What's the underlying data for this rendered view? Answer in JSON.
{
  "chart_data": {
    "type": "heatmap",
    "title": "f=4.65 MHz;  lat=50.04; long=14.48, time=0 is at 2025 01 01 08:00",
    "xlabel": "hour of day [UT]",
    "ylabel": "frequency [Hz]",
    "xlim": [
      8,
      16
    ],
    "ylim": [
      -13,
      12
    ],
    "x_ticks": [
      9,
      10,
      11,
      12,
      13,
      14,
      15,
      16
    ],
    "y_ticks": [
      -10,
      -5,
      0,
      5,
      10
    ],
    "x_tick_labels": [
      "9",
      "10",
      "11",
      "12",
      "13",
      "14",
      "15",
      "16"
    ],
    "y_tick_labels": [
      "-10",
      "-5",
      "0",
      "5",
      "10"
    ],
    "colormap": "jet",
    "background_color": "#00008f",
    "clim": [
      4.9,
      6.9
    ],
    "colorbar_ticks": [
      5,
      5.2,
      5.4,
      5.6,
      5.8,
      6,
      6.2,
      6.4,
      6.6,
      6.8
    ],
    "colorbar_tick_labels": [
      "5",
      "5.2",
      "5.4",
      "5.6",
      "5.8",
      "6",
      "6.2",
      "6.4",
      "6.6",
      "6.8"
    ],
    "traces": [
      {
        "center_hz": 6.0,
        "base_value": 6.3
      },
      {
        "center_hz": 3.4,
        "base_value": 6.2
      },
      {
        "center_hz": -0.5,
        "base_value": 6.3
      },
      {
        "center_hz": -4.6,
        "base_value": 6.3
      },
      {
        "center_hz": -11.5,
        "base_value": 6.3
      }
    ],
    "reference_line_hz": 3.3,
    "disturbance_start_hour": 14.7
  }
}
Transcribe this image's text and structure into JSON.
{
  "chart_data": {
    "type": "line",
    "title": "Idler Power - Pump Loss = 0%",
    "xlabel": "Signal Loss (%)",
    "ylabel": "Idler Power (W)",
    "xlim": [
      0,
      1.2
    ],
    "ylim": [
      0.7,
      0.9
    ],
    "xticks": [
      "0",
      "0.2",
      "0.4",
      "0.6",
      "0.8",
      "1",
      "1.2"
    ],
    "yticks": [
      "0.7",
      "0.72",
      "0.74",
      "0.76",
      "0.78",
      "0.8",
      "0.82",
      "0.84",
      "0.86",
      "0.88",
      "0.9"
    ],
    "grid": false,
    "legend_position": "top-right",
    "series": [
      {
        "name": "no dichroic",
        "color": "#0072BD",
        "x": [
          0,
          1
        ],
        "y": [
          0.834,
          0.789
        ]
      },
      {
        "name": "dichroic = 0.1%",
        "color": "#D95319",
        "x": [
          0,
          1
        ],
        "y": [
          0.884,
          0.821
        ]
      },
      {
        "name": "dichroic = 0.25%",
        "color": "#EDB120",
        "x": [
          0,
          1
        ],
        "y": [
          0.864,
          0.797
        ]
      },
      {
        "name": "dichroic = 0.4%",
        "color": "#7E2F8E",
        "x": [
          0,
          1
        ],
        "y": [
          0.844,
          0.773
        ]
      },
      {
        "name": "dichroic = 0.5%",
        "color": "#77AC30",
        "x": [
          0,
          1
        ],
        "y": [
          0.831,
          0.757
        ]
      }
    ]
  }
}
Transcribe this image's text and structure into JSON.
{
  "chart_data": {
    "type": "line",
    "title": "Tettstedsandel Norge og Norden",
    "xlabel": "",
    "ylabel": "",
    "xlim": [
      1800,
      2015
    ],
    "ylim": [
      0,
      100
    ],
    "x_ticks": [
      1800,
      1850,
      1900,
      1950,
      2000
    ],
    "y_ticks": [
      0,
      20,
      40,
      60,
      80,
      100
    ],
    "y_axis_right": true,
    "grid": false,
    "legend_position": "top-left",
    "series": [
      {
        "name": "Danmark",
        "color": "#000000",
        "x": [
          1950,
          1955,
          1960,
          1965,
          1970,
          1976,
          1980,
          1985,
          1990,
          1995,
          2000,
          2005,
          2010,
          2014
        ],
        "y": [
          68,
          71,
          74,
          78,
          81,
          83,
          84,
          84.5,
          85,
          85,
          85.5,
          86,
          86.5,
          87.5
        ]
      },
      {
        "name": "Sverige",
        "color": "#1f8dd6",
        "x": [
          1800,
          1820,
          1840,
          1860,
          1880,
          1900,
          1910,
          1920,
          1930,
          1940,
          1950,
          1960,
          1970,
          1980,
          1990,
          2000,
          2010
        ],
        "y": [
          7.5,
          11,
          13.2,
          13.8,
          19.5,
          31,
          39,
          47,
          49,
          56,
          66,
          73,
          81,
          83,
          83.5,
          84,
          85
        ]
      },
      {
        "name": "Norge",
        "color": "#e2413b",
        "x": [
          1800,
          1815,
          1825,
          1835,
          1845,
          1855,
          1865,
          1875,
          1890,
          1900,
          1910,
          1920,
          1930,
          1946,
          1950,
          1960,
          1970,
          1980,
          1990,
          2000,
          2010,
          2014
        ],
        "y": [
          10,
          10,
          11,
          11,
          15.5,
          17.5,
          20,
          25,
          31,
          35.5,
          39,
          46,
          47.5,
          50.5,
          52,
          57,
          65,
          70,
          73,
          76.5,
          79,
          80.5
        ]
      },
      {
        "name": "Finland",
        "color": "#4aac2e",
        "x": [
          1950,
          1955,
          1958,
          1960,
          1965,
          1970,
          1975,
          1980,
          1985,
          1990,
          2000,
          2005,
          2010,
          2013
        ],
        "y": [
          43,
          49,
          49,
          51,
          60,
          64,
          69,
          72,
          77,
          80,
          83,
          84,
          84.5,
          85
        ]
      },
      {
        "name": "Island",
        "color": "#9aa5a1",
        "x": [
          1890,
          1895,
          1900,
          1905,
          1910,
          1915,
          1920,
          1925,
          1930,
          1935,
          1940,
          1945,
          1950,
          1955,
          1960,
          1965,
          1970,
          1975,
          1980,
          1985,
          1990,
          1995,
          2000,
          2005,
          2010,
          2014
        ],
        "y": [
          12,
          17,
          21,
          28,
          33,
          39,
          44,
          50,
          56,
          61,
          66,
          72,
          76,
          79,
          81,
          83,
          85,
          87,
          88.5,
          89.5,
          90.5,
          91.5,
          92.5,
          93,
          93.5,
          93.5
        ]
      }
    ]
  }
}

-------

◆ PROBLEM STATEMENT
All of the entries should be written out again exactly.

◆ FINISHED ANSWER
What's the underlying data for this rendered view? Answer in JSON.
{
  "chart_data": {
    "type": "heatmap",
    "title": "f=4.65 MHz;  lat=50.04; long=14.48, time=0 is at 2025 01 01 08:00",
    "xlabel": "hour of day [UT]",
    "ylabel": "frequency [Hz]",
    "xlim": [
      8,
      16
    ],
    "ylim": [
      -13,
      12
    ],
    "x_ticks": [
      9,
      10,
      11,
      12,
      13,
      14,
      15,
      16
    ],
    "y_ticks": [
      -10,
      -5,
      0,
      5,
      10
    ],
    "x_tick_labels": [
      "9",
      "10",
      "11",
      "12",
      "13",
      "14",
      "15",
      "16"
    ],
    "y_tick_labels": [
      "-10",
      "-5",
      "0",
      "5",
      "10"
    ],
    "colormap": "jet",
    "background_color": "#00008f",
    "clim": [
      4.9,
      6.9
    ],
    "colorbar_ticks": [
      5,
      5.2,
      5.4,
      5.6,
      5.8,
      6,
      6.2,
      6.4,
      6.6,
      6.8
    ],
    "colorbar_tick_labels": [
      "5",
      "5.2",
      "5.4",
      "5.6",
      "5.8",
      "6",
      "6.2",
      "6.4",
      "6.6",
      "6.8"
    ],
    "traces": [
      {
        "center_hz": 6.0,
        "base_value": 6.3
      },
      {
        "center_hz": 3.4,
        "base_value": 6.2
      },
      {
        "center_hz": -0.5,
        "base_value": 6.3
      },
      {
        "center_hz": -4.6,
        "base_value": 6.3
      },
      {
        "center_hz": -11.5,
        "base_value": 6.3
      }
    ],
    "reference_line_hz": 3.3,
    "disturbance_start_hour": 14.7
  }
}
Transcribe this image's text and structure into JSON.
{
  "chart_data": {
    "type": "line",
    "title": "Idler Power - Pump Loss = 0%",
    "xlabel": "Signal Loss (%)",
    "ylabel": "Idler Power (W)",
    "xlim": [
      0,
      1.2
    ],
    "ylim": [
      0.7,
      0.9
    ],
    "xticks": [
      "0",
      "0.2",
      "0.4",
      "0.6",
      "0.8",
      "1",
      "1.2"
    ],
    "yticks": [
      "0.7",
      "0.72",
      "0.74",
      "0.76",
      "0.78",
      "0.8",
      "0.82",
      "0.84",
      "0.86",
      "0.88",
      "0.9"
    ],
    "grid": false,
    "legend_position": "top-right",
    "series": [
      {
        "name": "no dichroic",
        "color": "#0072BD",
        "x": [
          0,
          1
        ],
        "y": [
          0.834,
          0.789
        ]
      },
      {
        "name": "dichroic = 0.1%",
        "color": "#D95319",
        "x": [
          0,
          1
        ],
        "y": [
          0.884,
          0.821
        ]
      },
      {
        "name": "dichroic = 0.25%",
        "color": "#EDB120",
        "x": [
          0,
          1
        ],
        "y": [
          0.864,
          0.797
        ]
      },
      {
        "name": "dichroic = 0.4%",
        "color": "#7E2F8E",
        "x": [
          0,
          1
        ],
        "y": [
          0.844,
          0.773
        ]
      },
      {
        "name": "dichroic = 0.5%",
        "color": "#77AC30",
        "x": [
          0,
          1
        ],
        "y": [
          0.831,
          0.757
        ]
      }
    ]
  }
}
Transcribe this image's text and structure into JSON.
{
  "chart_data": {
    "type": "line",
    "title": "Tettstedsandel Norge og Norden",
    "xlabel": "",
    "ylabel": "",
    "xlim": [
      1800,
      2015
    ],
    "ylim": [
      0,
      100
    ],
    "x_ticks": [
      1800,
      1850,
      1900,
      1950,
      2000
    ],
    "y_ticks": [
      0,
      20,
      40,
      60,
      80,
      100
    ],
    "y_axis_right": true,
    "grid": false,
    "legend_position": "top-left",
    "series": [
      {
        "name": "Danmark",
        "color": "#000000",
        "x": [
          1950,
          1955,
          1960,
          1965,
          1970,
          1976,
          1980,
          1985,
          1990,
          1995,
          2000,
          2005,
          2010,
          2014
        ],
        "y": [
          68,
          71,
          74,
          78,
          81,
          83,
          84,
          84.5,
          85,
          85,
          85.5,
          86,
          86.5,
          87.5
        ]
      },
      {
        "name": "Sverige",
        "color": "#1f8dd6",
        "x": [
          1800,
          1820,
          1840,
          1860,
          1880,
          1900,
          1910,
          1920,
          1930,
          1940,
          1950,
          1960,
          1970,
          1980,
          1990,
          2000,
          2010
        ],
        "y": [
          7.5,
          11,
          13.2,
          13.8,
          19.5,
          31,
          39,
          47,
          49,
          56,
          66,
          73,
          81,
          83,
          83.5,
          84,
          85
        ]
      },
      {
        "name": "Norge",
        "color": "#e2413b",
        "x": [
          1800,
          1815,
          1825,
          1835,
          1845,
          1855,
          1865,
          1875,
          1890,
          1900,
          1910,
          1920,
          1930,
          1946,
          1950,
          1960,
          1970,
          1980,
          1990,
          2000,
          2010,
          2014
        ],
        "y": [
          10,
          10,
          11,
          11,
          15.5,
          17.5,
          20,
          25,
          31,
          35.5,
          39,
          46,
          47.5,
          50.5,
          52,
          57,
          65,
          70,
          73,
          76.5,
          79,
          80.5
        ]
      },
      {
        "name": "Finland",
        "color": "#4aac2e",
        "x": [
          1950,
          1955,
          1958,
          1960,
          1965,
          1970,
          1975,
          1980,
          1985,
          1990,
          2000,
          2005,
          2010,
          2013
        ],
        "y": [
          43,
          49,
          49,
          51,
          60,
          64,
          69,
          72,
          77,
          80,
          83,
          84,
          84.5,
          85
        ]
      },
      {
        "name": "Island",
        "color": "#9aa5a1",
        "x": [
          1890,
          1895,
          1900,
          1905,
          1910,
          1915,
          1920,
          1925,
          1930,
          1935,
          1940,
          1945,
          1950,
          1955,
          1960,
          1965,
          1970,
          1975,
          1980,
          1985,
          1990,
          1995,
          2000,
          2005,
          2010,
          2014
        ],
        "y": [
          12,
          17,
          21,
          28,
          33,
          39,
          44,
          50,
          56,
          61,
          66,
          72,
          76,
          79,
          81,
          83,
          85,
          87,
          88.5,
          89.5,
          90.5,
          91.5,
          92.5,
          93,
          93.5,
          93.5
        ]
      }
    ]
  }
}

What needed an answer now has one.